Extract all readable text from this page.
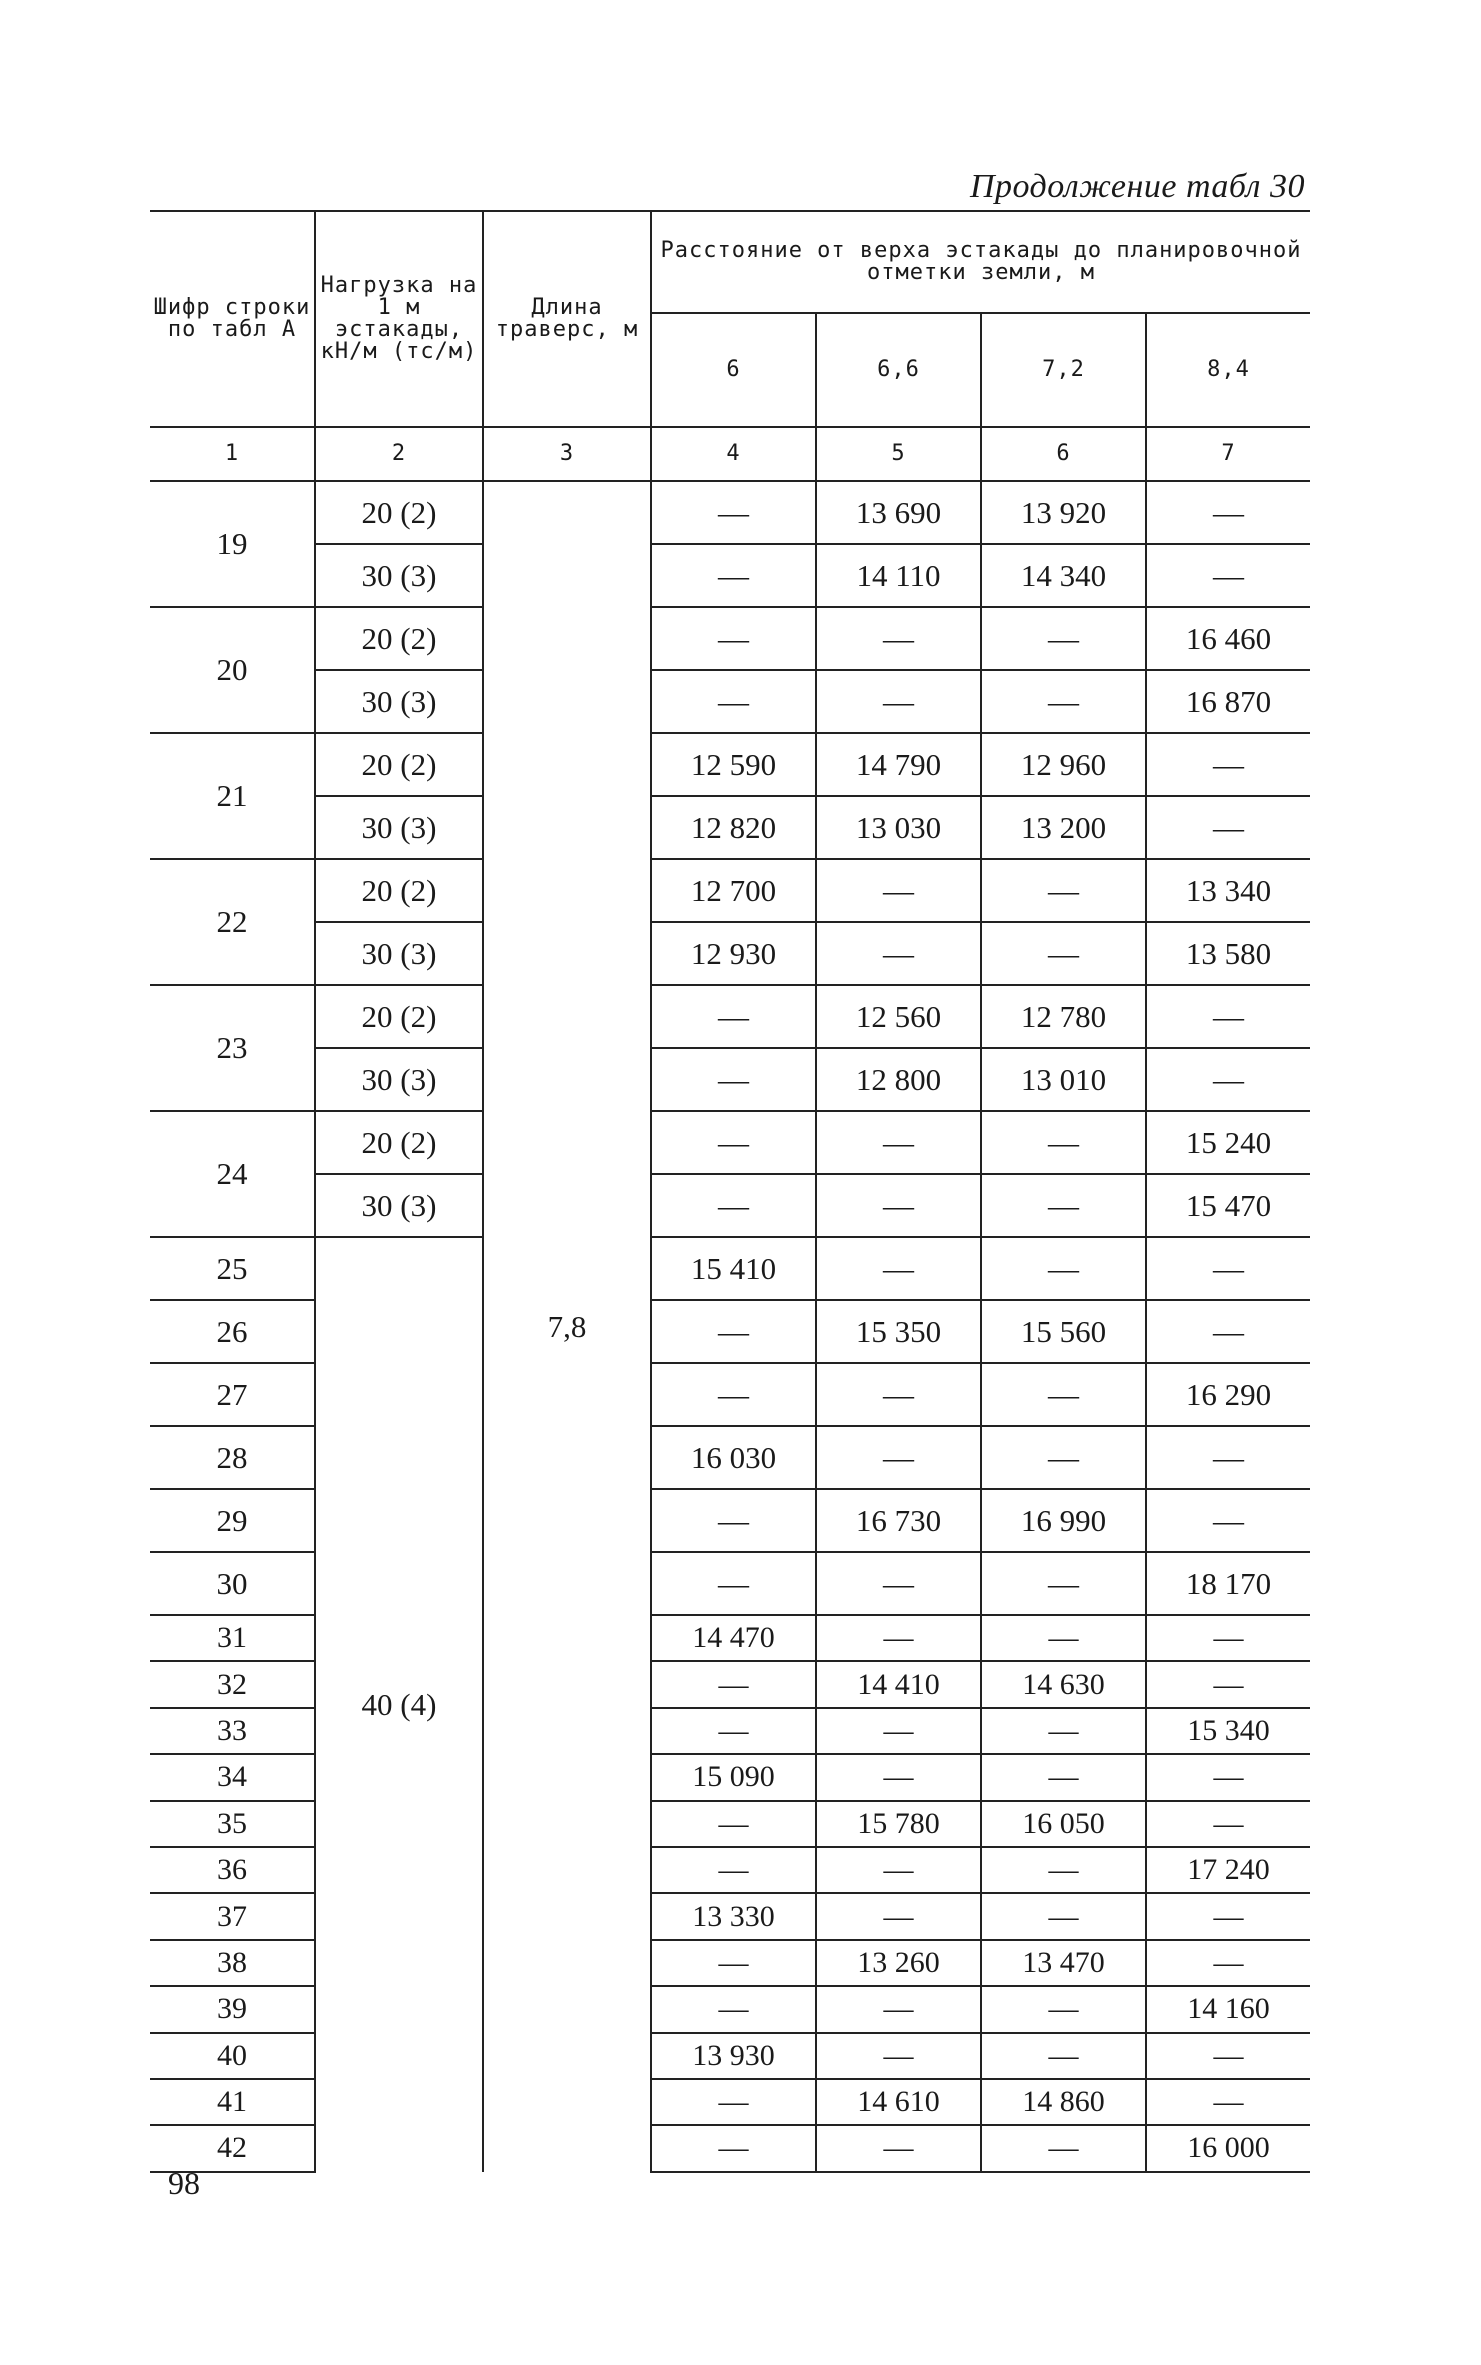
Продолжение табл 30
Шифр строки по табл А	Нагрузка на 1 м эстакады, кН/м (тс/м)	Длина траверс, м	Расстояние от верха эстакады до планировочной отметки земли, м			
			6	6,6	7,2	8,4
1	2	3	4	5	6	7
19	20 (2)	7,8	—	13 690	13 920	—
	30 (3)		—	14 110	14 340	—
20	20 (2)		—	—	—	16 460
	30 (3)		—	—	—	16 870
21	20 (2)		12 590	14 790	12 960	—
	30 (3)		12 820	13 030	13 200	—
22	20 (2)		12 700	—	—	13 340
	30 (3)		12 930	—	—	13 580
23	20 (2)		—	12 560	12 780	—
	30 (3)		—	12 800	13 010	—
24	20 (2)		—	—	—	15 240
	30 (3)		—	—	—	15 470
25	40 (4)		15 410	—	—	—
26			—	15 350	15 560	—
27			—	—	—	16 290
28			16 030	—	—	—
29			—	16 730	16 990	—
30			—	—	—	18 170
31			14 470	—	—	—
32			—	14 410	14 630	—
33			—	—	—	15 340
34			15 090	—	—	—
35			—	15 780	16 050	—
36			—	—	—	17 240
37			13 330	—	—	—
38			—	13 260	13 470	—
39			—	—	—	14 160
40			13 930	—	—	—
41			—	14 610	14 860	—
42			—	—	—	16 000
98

YOUR GOAL:
Read the entries and select each line where the word "табл" is found.

OUTPUT BELOW:
Продолжение табл 30
Шифр строки по табл А	Нагрузка на 1 м эстакады, кН/м (тс/м)	Длина траверс, м	Расстояние от верха эстакады до планировочной отметки земли, м			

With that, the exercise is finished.